[Extracted records]

## begin

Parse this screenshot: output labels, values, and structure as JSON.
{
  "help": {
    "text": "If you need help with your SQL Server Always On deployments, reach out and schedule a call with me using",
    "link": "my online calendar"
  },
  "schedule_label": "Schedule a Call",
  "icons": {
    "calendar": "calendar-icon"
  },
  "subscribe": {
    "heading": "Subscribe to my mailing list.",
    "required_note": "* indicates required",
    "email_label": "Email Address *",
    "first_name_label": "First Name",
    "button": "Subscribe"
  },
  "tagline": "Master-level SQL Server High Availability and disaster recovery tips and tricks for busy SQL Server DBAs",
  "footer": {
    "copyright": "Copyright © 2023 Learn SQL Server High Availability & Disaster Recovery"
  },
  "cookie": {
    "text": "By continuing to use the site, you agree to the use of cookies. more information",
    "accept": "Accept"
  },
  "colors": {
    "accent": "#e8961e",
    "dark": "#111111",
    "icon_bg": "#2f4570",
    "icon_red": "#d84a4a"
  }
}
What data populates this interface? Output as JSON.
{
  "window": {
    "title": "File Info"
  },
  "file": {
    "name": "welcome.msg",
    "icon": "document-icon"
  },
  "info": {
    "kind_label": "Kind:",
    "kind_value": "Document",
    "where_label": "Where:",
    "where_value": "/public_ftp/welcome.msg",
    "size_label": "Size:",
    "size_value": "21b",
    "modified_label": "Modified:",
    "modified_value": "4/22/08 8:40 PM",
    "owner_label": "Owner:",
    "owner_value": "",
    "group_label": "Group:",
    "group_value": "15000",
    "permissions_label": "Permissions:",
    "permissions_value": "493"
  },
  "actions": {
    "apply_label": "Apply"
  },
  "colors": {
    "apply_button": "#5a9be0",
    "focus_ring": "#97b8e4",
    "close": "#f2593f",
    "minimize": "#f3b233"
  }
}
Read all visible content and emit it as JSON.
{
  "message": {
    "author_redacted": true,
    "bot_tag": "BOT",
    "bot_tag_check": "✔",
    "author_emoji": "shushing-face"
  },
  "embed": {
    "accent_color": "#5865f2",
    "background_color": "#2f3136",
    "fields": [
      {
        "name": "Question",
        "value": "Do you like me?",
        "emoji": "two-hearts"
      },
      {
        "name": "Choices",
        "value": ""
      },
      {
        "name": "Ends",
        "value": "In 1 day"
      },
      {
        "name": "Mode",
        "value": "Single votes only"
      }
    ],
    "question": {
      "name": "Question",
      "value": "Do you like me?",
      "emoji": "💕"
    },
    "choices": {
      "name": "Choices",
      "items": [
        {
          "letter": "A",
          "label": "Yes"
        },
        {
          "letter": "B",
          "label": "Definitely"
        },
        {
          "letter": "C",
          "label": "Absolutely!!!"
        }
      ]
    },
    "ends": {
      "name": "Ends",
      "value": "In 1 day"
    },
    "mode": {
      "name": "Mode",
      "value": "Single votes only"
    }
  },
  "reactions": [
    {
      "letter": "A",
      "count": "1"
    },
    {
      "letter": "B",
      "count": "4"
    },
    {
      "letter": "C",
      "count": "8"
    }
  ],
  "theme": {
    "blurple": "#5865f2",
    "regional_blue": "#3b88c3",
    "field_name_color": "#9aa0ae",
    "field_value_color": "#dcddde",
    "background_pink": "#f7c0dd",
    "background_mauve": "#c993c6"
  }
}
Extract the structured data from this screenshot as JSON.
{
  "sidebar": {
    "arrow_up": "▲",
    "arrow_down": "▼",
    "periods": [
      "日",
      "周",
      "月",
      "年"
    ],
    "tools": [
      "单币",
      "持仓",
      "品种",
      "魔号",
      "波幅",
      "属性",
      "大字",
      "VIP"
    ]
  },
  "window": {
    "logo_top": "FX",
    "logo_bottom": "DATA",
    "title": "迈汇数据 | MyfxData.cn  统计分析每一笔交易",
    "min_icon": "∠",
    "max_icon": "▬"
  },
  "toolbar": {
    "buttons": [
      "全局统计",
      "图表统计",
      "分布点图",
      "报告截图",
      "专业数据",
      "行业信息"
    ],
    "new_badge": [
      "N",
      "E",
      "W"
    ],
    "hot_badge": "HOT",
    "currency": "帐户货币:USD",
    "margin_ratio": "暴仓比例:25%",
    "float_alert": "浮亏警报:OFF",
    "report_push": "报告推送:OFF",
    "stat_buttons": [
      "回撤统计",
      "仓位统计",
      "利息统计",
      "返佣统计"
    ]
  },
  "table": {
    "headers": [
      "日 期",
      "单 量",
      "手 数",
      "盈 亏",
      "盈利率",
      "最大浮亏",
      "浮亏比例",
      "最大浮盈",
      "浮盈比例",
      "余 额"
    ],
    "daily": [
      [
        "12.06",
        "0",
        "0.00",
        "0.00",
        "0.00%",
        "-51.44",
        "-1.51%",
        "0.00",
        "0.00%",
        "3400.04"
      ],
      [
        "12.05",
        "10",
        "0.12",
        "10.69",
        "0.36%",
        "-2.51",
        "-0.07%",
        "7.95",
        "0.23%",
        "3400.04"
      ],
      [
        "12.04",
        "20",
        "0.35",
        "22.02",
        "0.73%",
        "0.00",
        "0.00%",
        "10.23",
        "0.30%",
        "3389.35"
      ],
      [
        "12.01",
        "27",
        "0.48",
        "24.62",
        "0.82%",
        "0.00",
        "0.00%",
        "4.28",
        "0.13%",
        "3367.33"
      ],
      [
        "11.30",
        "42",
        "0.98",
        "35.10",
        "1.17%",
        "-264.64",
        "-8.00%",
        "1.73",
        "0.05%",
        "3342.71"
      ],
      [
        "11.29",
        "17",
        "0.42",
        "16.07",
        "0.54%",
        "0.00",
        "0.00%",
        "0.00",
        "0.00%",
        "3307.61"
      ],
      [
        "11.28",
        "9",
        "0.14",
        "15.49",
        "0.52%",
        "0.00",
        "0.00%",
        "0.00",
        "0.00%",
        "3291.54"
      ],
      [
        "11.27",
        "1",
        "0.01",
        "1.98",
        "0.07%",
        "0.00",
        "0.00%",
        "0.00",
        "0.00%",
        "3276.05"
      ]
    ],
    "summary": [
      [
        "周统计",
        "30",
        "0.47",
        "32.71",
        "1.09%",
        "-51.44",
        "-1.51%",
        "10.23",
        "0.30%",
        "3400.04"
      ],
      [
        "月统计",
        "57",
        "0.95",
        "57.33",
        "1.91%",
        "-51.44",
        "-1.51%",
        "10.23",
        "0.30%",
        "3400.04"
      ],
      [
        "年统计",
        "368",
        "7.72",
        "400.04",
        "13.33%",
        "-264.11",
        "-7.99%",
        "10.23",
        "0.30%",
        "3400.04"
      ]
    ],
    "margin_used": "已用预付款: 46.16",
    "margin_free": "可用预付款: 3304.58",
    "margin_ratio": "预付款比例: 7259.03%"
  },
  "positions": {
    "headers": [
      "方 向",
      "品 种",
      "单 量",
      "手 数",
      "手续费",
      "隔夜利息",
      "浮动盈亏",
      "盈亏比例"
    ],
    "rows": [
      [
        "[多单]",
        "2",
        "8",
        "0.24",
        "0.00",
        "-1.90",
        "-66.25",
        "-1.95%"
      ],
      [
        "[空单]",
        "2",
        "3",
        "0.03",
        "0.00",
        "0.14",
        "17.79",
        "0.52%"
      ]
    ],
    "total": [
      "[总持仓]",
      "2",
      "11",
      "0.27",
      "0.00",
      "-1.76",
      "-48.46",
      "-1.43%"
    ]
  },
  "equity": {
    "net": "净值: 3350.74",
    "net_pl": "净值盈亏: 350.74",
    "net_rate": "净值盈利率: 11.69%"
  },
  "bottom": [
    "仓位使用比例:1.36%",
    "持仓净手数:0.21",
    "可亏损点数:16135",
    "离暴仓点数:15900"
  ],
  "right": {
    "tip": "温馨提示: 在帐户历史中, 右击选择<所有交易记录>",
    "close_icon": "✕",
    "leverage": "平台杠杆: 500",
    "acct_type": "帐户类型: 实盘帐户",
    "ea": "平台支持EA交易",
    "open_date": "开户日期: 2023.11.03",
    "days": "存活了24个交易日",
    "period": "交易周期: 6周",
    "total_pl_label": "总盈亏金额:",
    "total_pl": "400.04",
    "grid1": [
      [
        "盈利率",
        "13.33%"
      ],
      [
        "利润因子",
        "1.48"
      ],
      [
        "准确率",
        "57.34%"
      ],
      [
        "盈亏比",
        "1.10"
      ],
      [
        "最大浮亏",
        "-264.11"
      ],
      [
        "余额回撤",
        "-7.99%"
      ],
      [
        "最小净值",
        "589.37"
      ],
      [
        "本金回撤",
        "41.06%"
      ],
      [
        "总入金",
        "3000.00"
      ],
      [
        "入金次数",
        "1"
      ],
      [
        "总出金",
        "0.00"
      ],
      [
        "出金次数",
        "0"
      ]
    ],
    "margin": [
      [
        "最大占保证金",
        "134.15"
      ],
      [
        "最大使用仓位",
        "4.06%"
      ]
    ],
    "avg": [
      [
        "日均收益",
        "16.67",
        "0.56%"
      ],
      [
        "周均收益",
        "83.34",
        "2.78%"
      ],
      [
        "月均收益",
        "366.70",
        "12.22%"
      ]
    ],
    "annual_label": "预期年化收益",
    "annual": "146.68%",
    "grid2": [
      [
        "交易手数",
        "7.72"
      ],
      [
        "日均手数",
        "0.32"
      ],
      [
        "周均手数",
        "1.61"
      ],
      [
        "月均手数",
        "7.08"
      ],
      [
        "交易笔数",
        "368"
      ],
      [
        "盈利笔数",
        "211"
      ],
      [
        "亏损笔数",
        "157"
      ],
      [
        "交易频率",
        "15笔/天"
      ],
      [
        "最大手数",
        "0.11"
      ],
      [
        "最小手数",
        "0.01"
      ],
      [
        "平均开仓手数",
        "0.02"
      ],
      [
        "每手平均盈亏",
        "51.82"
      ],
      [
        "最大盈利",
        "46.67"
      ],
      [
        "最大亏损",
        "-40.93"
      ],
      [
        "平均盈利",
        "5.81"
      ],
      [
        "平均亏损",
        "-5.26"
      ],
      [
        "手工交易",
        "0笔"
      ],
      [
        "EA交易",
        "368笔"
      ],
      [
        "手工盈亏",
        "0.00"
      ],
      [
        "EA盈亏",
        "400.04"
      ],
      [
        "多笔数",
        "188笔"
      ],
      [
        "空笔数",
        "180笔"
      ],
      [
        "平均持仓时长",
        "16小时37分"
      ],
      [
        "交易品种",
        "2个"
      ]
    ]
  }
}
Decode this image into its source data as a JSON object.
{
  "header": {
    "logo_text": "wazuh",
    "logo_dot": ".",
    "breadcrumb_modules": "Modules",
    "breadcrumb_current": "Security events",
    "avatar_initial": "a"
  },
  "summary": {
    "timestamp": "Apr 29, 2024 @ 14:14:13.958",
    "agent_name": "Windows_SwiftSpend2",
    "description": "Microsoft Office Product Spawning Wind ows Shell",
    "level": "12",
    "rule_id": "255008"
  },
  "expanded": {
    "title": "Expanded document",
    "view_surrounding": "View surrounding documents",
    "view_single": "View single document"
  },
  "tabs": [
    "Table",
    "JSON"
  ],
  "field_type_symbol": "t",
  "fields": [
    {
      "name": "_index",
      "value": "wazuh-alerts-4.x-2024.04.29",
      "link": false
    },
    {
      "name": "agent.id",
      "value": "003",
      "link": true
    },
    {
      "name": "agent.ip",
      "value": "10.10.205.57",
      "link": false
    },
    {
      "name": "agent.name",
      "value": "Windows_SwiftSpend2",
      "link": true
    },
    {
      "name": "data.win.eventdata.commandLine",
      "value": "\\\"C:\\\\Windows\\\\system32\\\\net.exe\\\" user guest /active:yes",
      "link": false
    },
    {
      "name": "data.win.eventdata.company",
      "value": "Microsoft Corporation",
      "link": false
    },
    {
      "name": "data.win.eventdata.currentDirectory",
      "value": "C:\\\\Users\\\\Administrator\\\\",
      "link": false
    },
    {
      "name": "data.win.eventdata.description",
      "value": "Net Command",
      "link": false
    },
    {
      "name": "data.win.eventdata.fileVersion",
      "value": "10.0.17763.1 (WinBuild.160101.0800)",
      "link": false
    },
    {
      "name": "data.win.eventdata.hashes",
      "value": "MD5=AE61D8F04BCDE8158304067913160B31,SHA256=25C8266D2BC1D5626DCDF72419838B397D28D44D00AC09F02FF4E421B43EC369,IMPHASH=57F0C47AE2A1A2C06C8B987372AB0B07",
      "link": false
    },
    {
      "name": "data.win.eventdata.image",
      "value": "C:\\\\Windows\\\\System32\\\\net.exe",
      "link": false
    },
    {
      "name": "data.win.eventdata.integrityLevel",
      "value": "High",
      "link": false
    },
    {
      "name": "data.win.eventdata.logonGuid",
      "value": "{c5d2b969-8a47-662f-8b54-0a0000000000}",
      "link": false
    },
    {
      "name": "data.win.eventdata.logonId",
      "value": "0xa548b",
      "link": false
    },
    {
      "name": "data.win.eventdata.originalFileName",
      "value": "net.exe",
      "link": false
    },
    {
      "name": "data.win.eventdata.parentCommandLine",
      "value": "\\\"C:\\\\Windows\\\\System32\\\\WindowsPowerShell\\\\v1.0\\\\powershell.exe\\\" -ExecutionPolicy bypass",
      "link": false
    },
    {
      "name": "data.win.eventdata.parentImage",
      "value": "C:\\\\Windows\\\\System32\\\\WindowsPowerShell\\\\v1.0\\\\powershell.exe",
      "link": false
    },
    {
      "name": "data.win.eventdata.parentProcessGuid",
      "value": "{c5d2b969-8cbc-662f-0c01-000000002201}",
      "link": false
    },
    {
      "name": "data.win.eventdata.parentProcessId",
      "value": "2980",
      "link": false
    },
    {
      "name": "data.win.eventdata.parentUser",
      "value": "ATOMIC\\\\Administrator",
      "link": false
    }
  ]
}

## end

▸ **GIVEN INSTRUCTION**: Extract each line from the entries above that contains the string "only".

▸ **SOLUTION FOR THIS PROBLEM**:
        "value": "Single votes only"
      "value": "Single votes only"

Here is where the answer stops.